What you are asked to do: Lines containing the string "this" are to be counted; report the number and nothing more.
......
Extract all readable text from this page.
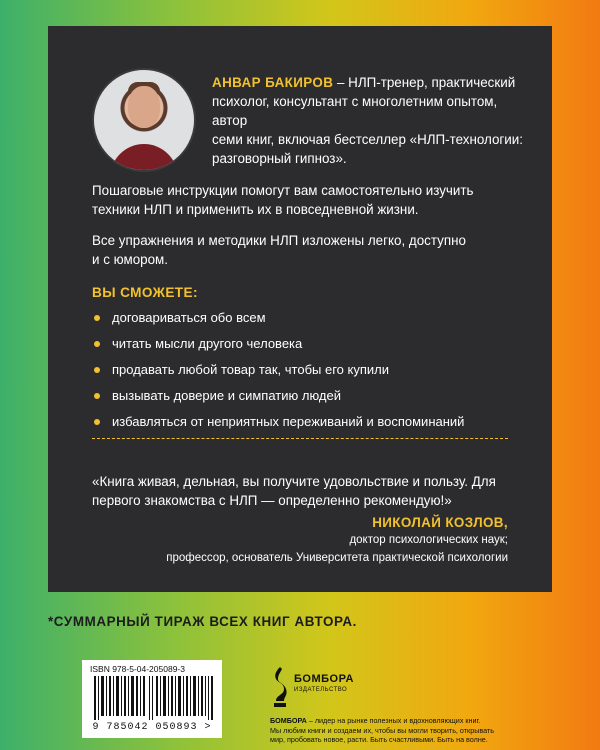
АНВАР БАКИРОВ – НЛП-тренер, практический
психолог, консультант с многолетним опытом, автор
семи книг, включая бестселлер «НЛП-технологии:
разговорный гипноз».
Пошаговые инструкции помогут вам самостоятельно изучить
техники НЛП и применить их в повседневной жизни.
Все упражнения и методики НЛП изложены легко, доступно
и с юмором.
ВЫ СМОЖЕТЕ:
договариваться обо всем
читать мысли другого человека
продавать любой товар так, чтобы его купили
вызывать доверие и симпатию людей
избавляться от неприятных переживаний и воспоминаний
«Книга живая, дельная, вы получите удовольствие и пользу. Для
первого знакомства с НЛП — определенно рекомендую!»
НИКОЛАЙ КОЗЛОВ,
доктор психологических наук;
профессор, основатель Университета практической психологии
*СУММАРНЫЙ ТИРАЖ ВСЕХ КНИГ АВТОРА.
ISBN 978-5-04-205089-3
9 785042 050893 >
БОМБОРА
ИЗДАТЕЛЬСТВО
БОМБОРА – лидер на рынке полезных и вдохновляющих книг.
Мы любим книги и создаем их, чтобы вы могли творить, открывать
мир, пробовать новое, расти. Быть счастливыми. Быть на волне.
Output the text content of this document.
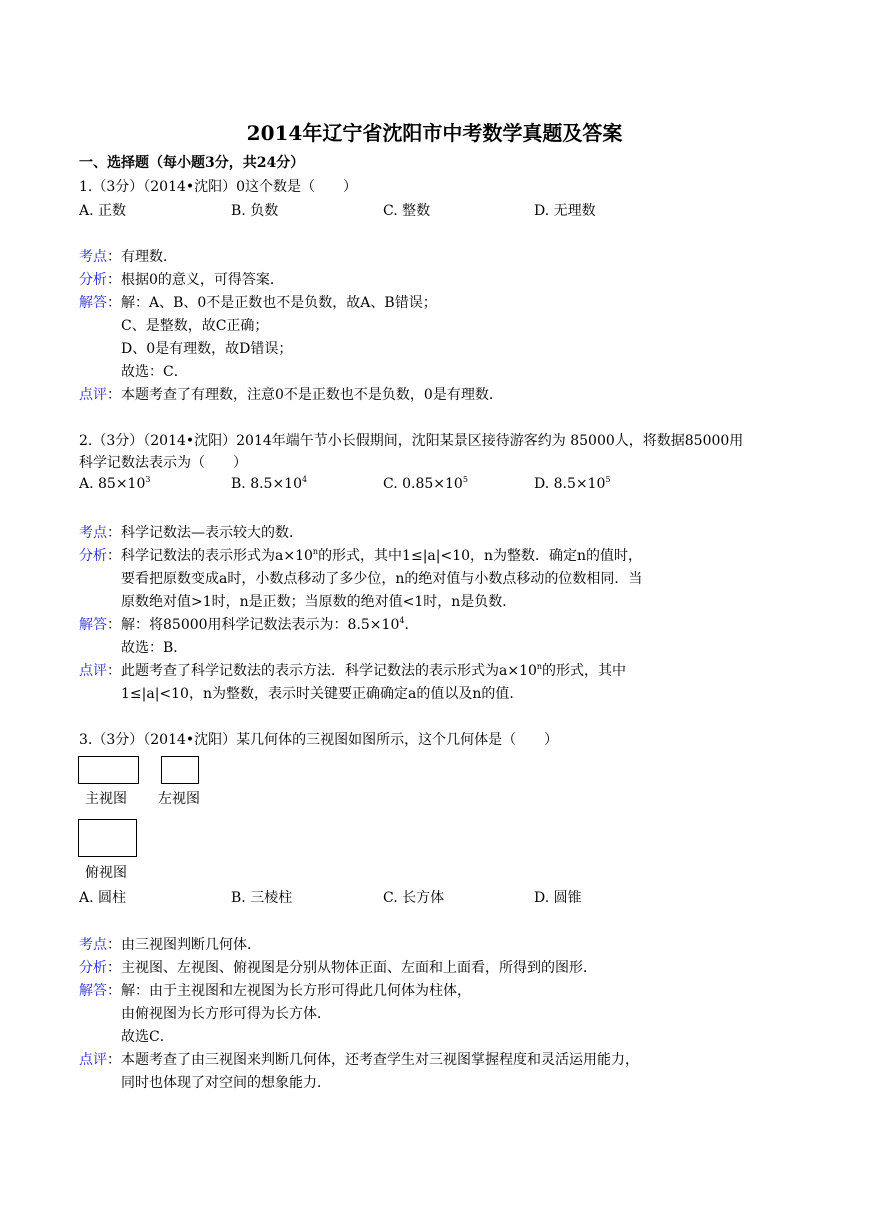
2014年辽宁省沈阳市中考数学真题及答案
一、选择题（每小题3分，共24分）
1.（3分）（2014•沈阳）0这个数是（　　）
A. 正数	B. 负数	C. 整数	D. 无理数
考点：有理数．
分析：根据0的意义，可得答案．
解答：解：A、B、0不是正数也不是负数，故A、B错误；
C、是整数，故C正确；
D、0是有理数，故D错误；
故选：C．
点评：本题考查了有理数，注意0不是正数也不是负数，0是有理数．
2.（3分）（2014•沈阳）2014年端午节小长假期间，沈阳某景区接待游客约为 85000人，将数据85000用
科学记数法表示为（　　）
A. $85\times 10^3$	B. $8.5\times 10^4$	C. $0.85\times 10^5$	D. $8.5\times 10^5$
考点：科学记数法—表示较大的数．
分析：科学记数法的表示形式为$a\times 10^n$的形式，其中1≤|a|<10，n为整数．确定n的值时，
要看把原数变成a时，小数点移动了多少位，n的绝对值与小数点移动的位数相同．当
原数绝对值>1时，n是正数；当原数的绝对值<1时，n是负数．
解答：解：将85000用科学记数法表示为：$8.5\times 10^4$．
故选：B．
点评：此题考查了科学记数法的表示方法．科学记数法的表示形式为$a\times 10^n$的形式，其中
1≤|a|<10，n为整数，表示时关键要正确确定a的值以及n的值．
3.（3分）（2014•沈阳）某几何体的三视图如图所示，这个几何体是（　　）
主视图 左视图
俯视图
A. 圆柱	B. 三棱柱	C. 长方体	D. 圆锥
考点：由三视图判断几何体．
分析：主视图、左视图、俯视图是分别从物体正面、左面和上面看，所得到的图形．
解答：解：由于主视图和左视图为长方形可得此几何体为柱体，
由俯视图为长方形可得为长方体．
故选C．
点评：本题考查了由三视图来判断几何体，还考查学生对三视图掌握程度和灵活运用能力，
同时也体现了对空间的想象能力．
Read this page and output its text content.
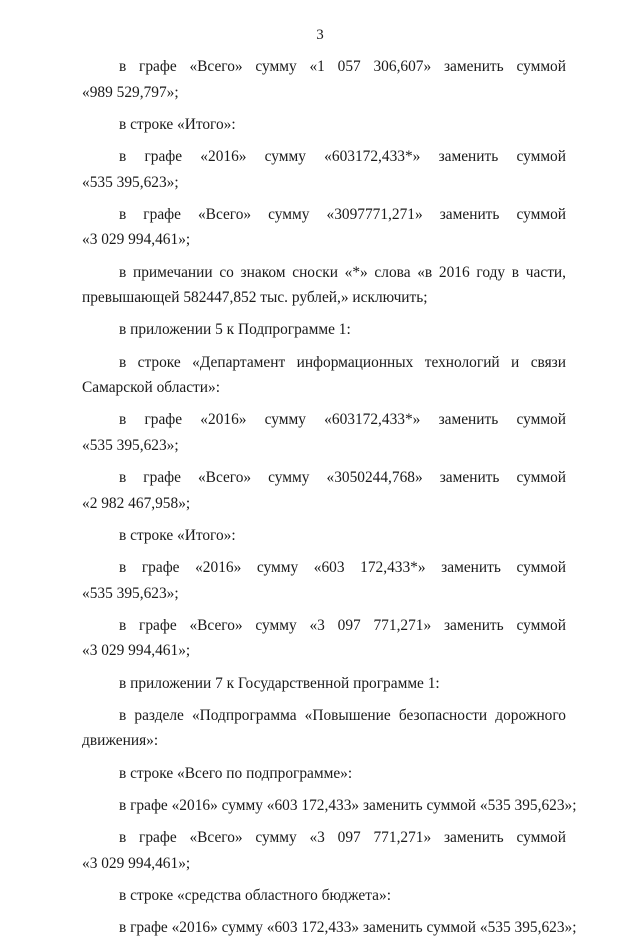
3
в графе «Всего» сумму «1 057 306,607» заменить суммой
«989 529,797»;
в строке «Итого»:
в графе «2016» сумму «603172,433*» заменить суммой
«535 395,623»;
в графе «Всего» сумму «3097771,271» заменить суммой
«3 029 994,461»;
в примечании со знаком сноски «*» слова «в 2016 году в части,
превышающей 582447,852 тыс. рублей,» исключить;
в приложении 5 к Подпрограмме 1:
в строке «Департамент информационных технологий и связи
Самарской области»:
в графе «2016» сумму «603172,433*» заменить суммой
«535 395,623»;
в графе «Всего» сумму «3050244,768» заменить суммой
«2 982 467,958»;
в строке «Итого»:
в графе «2016» сумму «603 172,433*» заменить суммой
«535 395,623»;
в графе «Всего» сумму «3 097 771,271» заменить суммой
«3 029 994,461»;
в приложении 7 к Государственной программе 1:
в разделе «Подпрограмма «Повышение безопасности дорожного
движения»:
в строке «Всего по подпрограмме»:
в графе «2016» сумму «603 172,433» заменить суммой «535 395,623»;
в графе «Всего» сумму «3 097 771,271» заменить суммой
«3 029 994,461»;
в строке «средства областного бюджета»:
в графе «2016» сумму «603 172,433» заменить суммой «535 395,623»;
......
Response to the task: 3